What the exercise asks:
Repeat the material exactly as it appears.
— begin Given information —
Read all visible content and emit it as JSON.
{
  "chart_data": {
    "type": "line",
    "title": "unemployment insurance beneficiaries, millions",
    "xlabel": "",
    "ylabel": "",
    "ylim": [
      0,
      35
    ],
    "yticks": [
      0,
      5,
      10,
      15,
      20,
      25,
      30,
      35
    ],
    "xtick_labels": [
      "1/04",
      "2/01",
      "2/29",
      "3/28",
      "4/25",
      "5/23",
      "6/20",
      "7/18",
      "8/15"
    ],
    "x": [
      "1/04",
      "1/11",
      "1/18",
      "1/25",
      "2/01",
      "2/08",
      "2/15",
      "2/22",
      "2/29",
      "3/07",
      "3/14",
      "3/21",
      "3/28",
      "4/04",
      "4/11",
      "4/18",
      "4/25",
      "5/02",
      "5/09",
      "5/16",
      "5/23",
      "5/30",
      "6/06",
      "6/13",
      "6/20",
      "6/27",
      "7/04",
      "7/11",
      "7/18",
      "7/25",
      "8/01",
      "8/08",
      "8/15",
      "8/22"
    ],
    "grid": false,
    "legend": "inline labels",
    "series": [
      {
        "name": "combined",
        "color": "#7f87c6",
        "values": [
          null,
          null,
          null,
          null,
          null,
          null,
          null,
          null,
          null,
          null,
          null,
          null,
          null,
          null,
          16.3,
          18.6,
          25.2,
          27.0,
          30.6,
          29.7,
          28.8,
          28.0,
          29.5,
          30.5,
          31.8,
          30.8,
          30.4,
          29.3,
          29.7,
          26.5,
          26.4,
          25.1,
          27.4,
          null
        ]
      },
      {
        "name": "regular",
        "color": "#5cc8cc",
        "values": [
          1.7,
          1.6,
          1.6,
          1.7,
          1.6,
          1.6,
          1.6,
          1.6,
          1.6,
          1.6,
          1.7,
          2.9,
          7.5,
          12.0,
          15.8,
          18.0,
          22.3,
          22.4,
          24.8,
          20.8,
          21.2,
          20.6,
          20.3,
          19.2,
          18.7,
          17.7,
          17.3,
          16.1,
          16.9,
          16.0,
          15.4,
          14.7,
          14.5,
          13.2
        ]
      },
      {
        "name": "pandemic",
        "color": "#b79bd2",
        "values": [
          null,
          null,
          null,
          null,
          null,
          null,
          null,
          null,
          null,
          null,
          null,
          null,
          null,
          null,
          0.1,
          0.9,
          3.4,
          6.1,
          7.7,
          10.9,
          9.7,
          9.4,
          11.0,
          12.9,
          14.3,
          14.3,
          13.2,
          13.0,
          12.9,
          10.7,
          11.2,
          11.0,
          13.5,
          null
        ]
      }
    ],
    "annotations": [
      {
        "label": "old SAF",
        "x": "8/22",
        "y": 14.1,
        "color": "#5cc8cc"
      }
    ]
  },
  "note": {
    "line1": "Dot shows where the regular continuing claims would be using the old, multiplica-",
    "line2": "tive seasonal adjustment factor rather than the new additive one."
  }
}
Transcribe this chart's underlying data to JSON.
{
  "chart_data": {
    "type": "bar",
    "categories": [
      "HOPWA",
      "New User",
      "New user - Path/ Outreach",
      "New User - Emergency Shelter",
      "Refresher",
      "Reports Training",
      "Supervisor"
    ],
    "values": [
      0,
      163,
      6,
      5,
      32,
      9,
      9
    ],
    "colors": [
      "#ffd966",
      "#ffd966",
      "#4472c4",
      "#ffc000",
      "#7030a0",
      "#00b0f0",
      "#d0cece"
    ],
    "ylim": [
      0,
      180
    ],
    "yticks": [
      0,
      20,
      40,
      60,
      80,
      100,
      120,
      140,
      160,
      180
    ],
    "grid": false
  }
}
— end Given information —
Result of the exercise:
Read all visible content and emit it as JSON.
{
  "chart_data": {
    "type": "line",
    "title": "unemployment insurance beneficiaries, millions",
    "xlabel": "",
    "ylabel": "",
    "ylim": [
      0,
      35
    ],
    "yticks": [
      0,
      5,
      10,
      15,
      20,
      25,
      30,
      35
    ],
    "xtick_labels": [
      "1/04",
      "2/01",
      "2/29",
      "3/28",
      "4/25",
      "5/23",
      "6/20",
      "7/18",
      "8/15"
    ],
    "x": [
      "1/04",
      "1/11",
      "1/18",
      "1/25",
      "2/01",
      "2/08",
      "2/15",
      "2/22",
      "2/29",
      "3/07",
      "3/14",
      "3/21",
      "3/28",
      "4/04",
      "4/11",
      "4/18",
      "4/25",
      "5/02",
      "5/09",
      "5/16",
      "5/23",
      "5/30",
      "6/06",
      "6/13",
      "6/20",
      "6/27",
      "7/04",
      "7/11",
      "7/18",
      "7/25",
      "8/01",
      "8/08",
      "8/15",
      "8/22"
    ],
    "grid": false,
    "legend": "inline labels",
    "series": [
      {
        "name": "combined",
        "color": "#7f87c6",
        "values": [
          null,
          null,
          null,
          null,
          null,
          null,
          null,
          null,
          null,
          null,
          null,
          null,
          null,
          null,
          16.3,
          18.6,
          25.2,
          27.0,
          30.6,
          29.7,
          28.8,
          28.0,
          29.5,
          30.5,
          31.8,
          30.8,
          30.4,
          29.3,
          29.7,
          26.5,
          26.4,
          25.1,
          27.4,
          null
        ]
      },
      {
        "name": "regular",
        "color": "#5cc8cc",
        "values": [
          1.7,
          1.6,
          1.6,
          1.7,
          1.6,
          1.6,
          1.6,
          1.6,
          1.6,
          1.6,
          1.7,
          2.9,
          7.5,
          12.0,
          15.8,
          18.0,
          22.3,
          22.4,
          24.8,
          20.8,
          21.2,
          20.6,
          20.3,
          19.2,
          18.7,
          17.7,
          17.3,
          16.1,
          16.9,
          16.0,
          15.4,
          14.7,
          14.5,
          13.2
        ]
      },
      {
        "name": "pandemic",
        "color": "#b79bd2",
        "values": [
          null,
          null,
          null,
          null,
          null,
          null,
          null,
          null,
          null,
          null,
          null,
          null,
          null,
          null,
          0.1,
          0.9,
          3.4,
          6.1,
          7.7,
          10.9,
          9.7,
          9.4,
          11.0,
          12.9,
          14.3,
          14.3,
          13.2,
          13.0,
          12.9,
          10.7,
          11.2,
          11.0,
          13.5,
          null
        ]
      }
    ],
    "annotations": [
      {
        "label": "old SAF",
        "x": "8/22",
        "y": 14.1,
        "color": "#5cc8cc"
      }
    ]
  },
  "note": {
    "line1": "Dot shows where the regular continuing claims would be using the old, multiplica-",
    "line2": "tive seasonal adjustment factor rather than the new additive one."
  }
}
Transcribe this chart's underlying data to JSON.
{
  "chart_data": {
    "type": "bar",
    "categories": [
      "HOPWA",
      "New User",
      "New user - Path/ Outreach",
      "New User - Emergency Shelter",
      "Refresher",
      "Reports Training",
      "Supervisor"
    ],
    "values": [
      0,
      163,
      6,
      5,
      32,
      9,
      9
    ],
    "colors": [
      "#ffd966",
      "#ffd966",
      "#4472c4",
      "#ffc000",
      "#7030a0",
      "#00b0f0",
      "#d0cece"
    ],
    "ylim": [
      0,
      180
    ],
    "yticks": [
      0,
      20,
      40,
      60,
      80,
      100,
      120,
      140,
      160,
      180
    ],
    "grid": false
  }
}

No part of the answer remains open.